> Exercise instructions
Copy out each line in the material below that has the word "kovariánsok".

> Rows
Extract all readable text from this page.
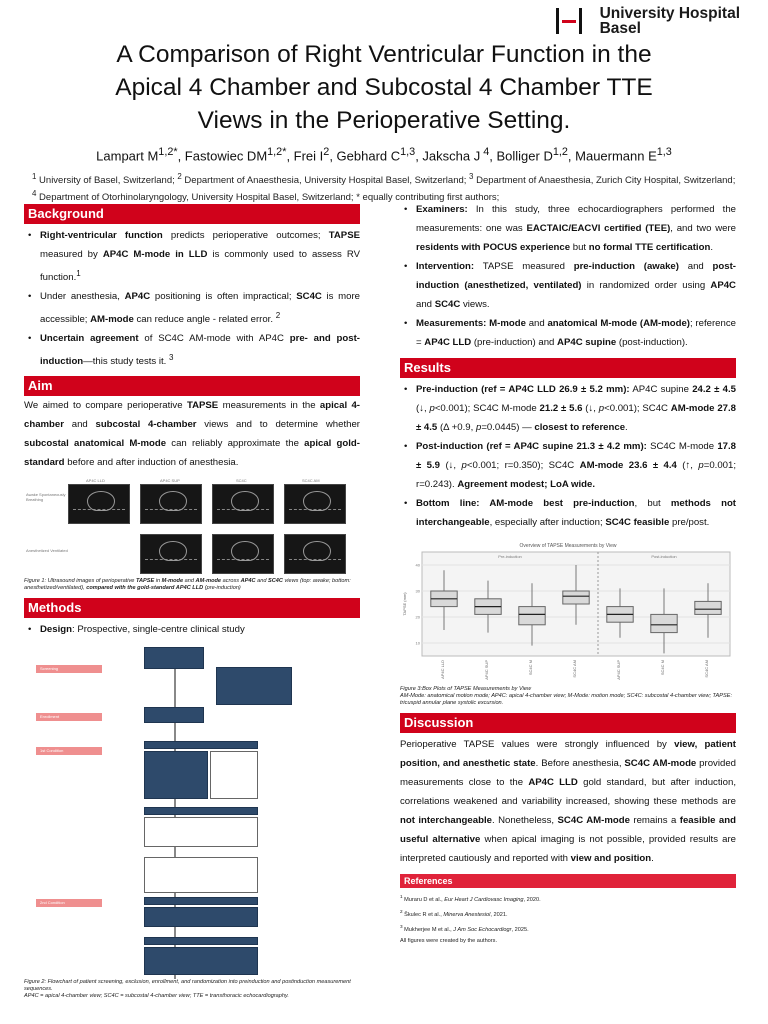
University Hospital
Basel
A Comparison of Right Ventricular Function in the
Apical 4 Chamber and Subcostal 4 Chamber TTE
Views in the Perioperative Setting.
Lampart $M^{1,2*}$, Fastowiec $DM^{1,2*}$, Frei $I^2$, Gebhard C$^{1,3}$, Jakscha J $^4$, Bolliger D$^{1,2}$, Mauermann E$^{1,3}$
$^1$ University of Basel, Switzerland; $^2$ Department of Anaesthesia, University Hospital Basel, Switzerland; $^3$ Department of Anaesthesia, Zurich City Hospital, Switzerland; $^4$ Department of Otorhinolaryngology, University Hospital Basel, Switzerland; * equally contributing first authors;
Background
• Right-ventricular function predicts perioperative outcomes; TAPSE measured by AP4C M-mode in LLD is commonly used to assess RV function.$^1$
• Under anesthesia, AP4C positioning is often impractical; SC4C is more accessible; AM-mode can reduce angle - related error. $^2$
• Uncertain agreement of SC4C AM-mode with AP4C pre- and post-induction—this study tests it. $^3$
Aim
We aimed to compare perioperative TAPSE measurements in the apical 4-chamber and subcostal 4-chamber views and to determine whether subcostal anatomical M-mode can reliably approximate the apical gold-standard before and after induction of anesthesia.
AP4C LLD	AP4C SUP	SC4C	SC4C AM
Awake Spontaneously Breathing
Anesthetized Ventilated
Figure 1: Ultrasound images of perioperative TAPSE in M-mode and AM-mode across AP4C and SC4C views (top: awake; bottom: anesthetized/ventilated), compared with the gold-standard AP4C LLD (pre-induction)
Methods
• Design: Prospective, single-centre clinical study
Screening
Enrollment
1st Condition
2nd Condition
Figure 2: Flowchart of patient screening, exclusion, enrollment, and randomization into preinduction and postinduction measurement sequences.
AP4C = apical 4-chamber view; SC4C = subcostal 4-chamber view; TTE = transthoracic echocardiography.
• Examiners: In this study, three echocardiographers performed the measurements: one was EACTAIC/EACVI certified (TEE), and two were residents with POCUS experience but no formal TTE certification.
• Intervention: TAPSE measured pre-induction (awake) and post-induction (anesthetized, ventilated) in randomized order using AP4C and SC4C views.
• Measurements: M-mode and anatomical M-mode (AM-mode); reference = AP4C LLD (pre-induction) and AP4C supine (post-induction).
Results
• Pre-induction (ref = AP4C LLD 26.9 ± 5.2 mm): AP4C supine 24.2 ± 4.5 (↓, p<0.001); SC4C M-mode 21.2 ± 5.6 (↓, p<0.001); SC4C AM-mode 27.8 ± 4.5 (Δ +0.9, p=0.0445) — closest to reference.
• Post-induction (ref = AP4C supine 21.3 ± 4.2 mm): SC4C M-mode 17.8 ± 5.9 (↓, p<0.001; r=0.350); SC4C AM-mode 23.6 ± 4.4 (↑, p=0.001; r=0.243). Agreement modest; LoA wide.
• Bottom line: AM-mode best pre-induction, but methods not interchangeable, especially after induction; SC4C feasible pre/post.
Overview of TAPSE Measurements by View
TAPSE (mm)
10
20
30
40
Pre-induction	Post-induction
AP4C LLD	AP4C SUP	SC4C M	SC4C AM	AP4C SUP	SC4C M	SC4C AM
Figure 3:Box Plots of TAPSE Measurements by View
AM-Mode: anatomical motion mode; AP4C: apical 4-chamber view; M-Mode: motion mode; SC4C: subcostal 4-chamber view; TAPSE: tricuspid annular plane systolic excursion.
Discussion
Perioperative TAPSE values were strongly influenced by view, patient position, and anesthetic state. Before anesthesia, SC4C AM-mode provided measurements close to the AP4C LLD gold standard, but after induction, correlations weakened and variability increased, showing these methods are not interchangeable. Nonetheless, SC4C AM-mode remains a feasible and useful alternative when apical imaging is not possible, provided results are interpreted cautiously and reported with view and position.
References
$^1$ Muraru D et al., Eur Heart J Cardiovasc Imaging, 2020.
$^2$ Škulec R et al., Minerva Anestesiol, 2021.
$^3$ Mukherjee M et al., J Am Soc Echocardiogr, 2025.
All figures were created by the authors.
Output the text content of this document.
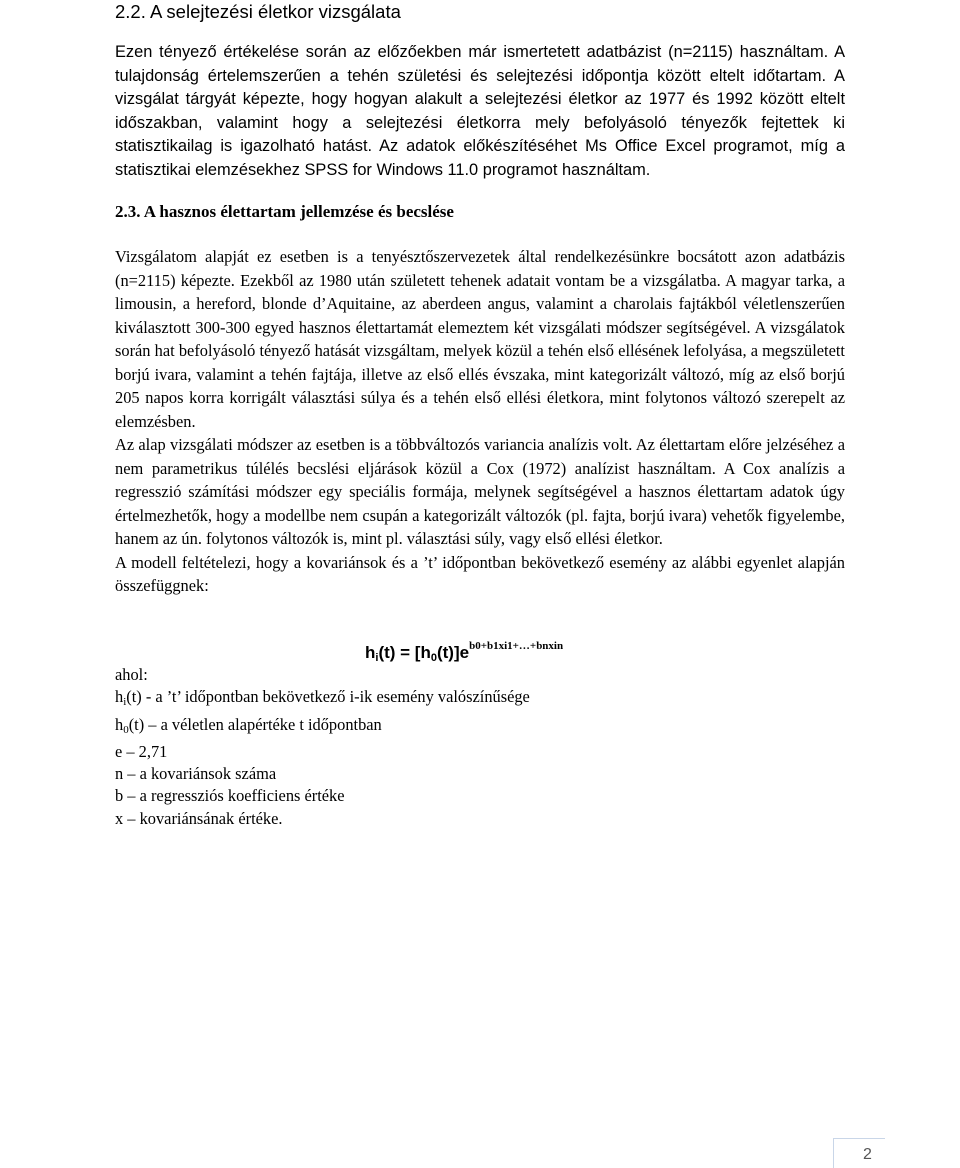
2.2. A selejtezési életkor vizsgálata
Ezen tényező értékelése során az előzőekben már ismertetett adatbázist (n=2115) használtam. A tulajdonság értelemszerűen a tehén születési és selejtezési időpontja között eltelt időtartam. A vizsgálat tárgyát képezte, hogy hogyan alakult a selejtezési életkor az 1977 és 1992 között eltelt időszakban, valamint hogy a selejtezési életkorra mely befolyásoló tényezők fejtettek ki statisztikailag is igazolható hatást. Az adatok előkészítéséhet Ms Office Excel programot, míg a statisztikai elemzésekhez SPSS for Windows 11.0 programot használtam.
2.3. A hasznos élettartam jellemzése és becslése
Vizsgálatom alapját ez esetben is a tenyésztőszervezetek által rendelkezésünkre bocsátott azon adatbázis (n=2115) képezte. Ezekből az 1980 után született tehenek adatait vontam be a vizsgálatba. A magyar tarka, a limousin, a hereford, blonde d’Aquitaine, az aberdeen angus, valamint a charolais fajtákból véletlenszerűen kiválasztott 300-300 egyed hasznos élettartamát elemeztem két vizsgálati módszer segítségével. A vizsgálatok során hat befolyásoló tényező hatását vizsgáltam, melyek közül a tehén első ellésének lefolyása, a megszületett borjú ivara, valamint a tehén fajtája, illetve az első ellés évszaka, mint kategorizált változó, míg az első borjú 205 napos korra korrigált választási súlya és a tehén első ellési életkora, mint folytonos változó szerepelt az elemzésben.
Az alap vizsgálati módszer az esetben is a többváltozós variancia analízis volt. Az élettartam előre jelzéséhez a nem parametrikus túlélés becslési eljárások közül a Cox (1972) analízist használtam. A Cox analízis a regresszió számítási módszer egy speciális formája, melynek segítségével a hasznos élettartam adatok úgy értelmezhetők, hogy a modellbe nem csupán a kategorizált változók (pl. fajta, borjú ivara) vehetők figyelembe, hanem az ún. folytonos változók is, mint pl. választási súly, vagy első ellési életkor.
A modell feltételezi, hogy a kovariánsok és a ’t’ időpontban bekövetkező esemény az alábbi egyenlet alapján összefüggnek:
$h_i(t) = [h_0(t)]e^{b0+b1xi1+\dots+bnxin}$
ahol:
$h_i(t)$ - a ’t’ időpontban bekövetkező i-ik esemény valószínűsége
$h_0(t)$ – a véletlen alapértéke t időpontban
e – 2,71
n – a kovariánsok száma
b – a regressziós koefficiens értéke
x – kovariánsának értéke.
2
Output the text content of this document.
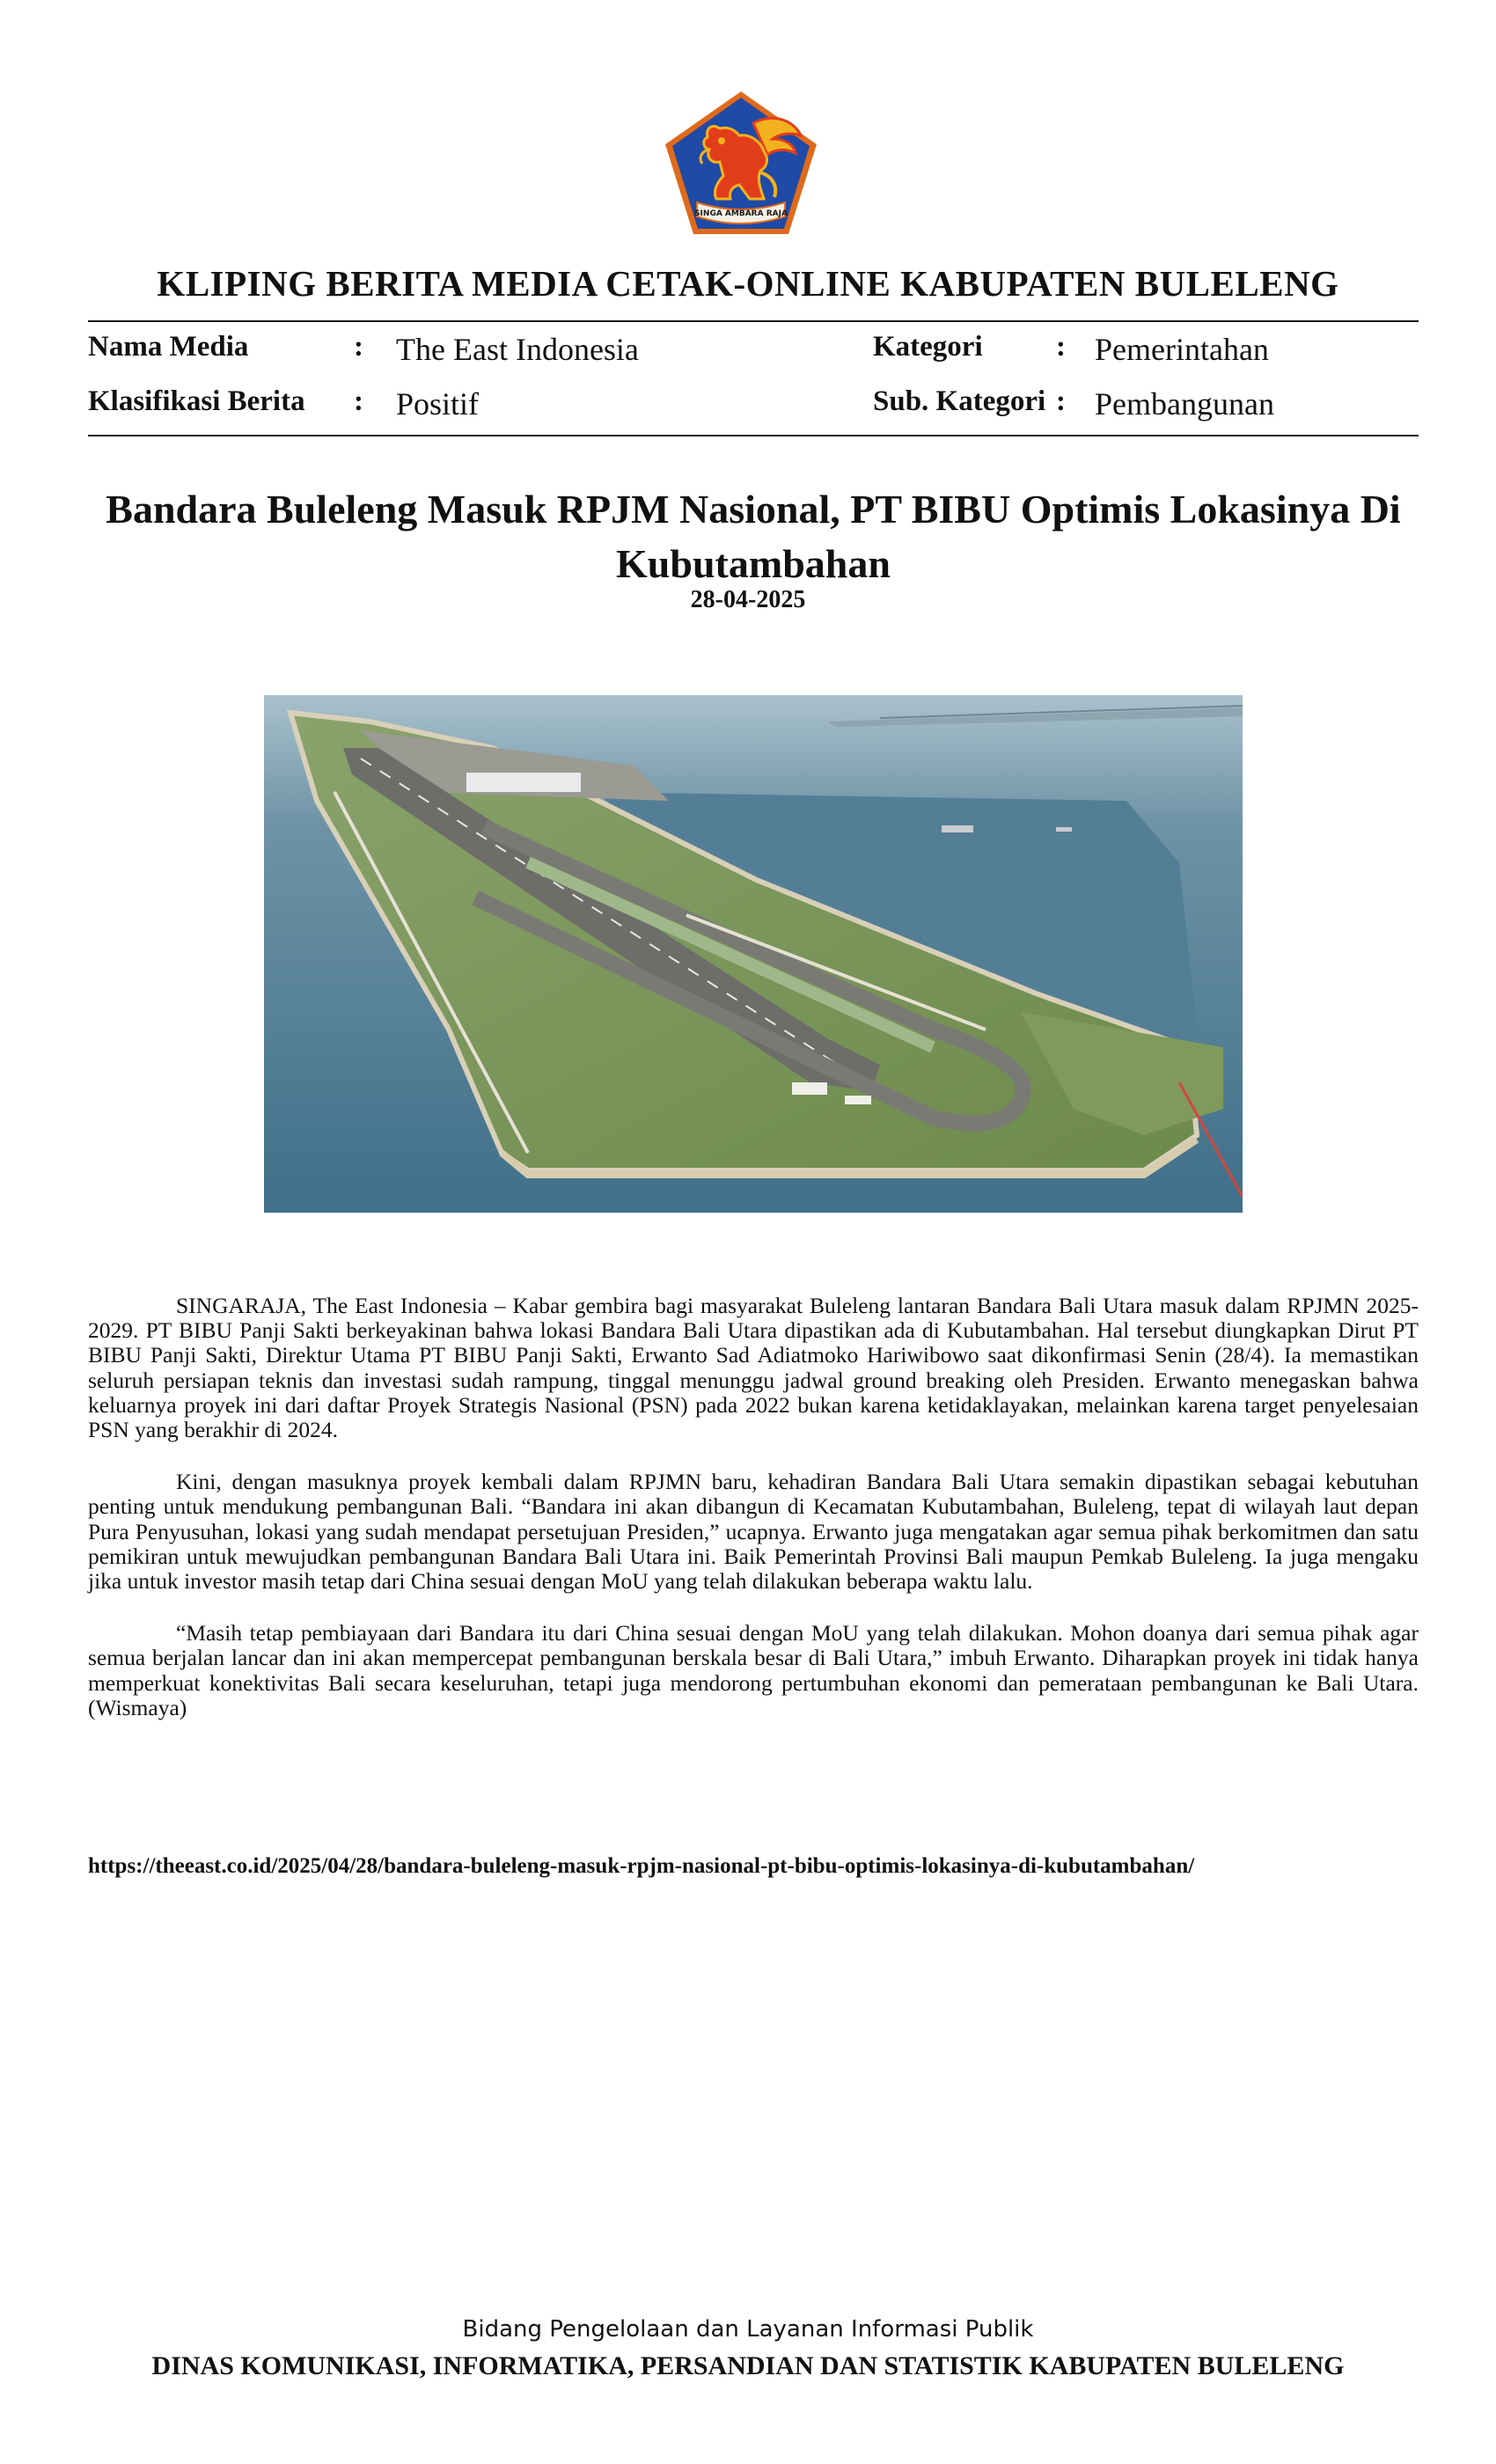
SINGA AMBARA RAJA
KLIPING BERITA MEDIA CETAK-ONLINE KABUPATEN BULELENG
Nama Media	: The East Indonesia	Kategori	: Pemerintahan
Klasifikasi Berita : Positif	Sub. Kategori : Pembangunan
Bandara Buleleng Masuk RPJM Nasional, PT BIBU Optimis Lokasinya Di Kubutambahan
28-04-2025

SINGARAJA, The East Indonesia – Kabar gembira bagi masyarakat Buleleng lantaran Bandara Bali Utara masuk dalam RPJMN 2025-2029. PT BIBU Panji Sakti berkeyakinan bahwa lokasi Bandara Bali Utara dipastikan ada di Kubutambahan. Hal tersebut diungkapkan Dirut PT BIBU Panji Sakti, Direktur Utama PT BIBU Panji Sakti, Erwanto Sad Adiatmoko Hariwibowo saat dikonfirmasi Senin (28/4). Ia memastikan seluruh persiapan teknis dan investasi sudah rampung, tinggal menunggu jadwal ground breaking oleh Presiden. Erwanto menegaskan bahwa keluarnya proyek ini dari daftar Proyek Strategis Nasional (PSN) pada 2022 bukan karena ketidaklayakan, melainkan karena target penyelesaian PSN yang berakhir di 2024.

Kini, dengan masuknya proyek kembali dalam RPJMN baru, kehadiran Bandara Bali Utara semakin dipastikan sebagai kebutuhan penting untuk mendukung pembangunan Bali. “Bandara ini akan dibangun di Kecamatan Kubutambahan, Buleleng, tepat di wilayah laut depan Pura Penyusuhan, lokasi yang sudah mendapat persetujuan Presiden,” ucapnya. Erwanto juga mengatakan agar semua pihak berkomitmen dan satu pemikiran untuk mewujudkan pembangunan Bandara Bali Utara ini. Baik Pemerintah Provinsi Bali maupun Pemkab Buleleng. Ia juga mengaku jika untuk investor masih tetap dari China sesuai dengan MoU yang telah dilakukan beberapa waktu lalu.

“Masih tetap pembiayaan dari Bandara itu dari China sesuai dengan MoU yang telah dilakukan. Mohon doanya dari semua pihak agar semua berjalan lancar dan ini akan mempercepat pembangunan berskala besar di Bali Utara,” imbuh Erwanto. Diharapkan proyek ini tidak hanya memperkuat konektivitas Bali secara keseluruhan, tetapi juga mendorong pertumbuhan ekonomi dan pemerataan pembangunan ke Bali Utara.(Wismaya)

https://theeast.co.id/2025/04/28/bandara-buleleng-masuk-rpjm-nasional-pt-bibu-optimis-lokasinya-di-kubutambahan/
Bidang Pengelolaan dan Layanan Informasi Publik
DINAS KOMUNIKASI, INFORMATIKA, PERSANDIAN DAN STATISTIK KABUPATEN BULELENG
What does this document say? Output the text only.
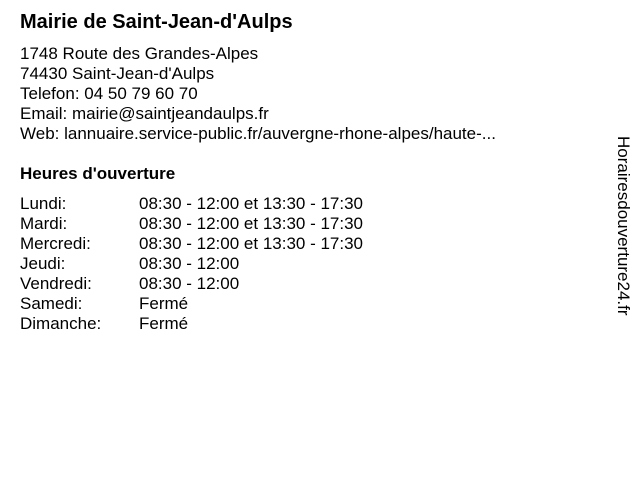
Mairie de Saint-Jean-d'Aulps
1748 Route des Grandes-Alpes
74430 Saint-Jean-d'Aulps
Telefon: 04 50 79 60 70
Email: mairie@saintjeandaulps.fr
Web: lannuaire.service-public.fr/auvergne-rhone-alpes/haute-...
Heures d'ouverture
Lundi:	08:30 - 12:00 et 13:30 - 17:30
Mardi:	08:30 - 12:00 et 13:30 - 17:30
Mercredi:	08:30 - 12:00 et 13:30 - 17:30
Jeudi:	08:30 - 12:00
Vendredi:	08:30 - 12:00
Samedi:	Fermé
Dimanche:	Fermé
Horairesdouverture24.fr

> Finished answer
A modell feltételezi, hogy a kovariánsok és a ’t’ időpontban bekövetkező esemény az alábbi egyenlet alapján összefüggnek:
n – a kovariánsok száma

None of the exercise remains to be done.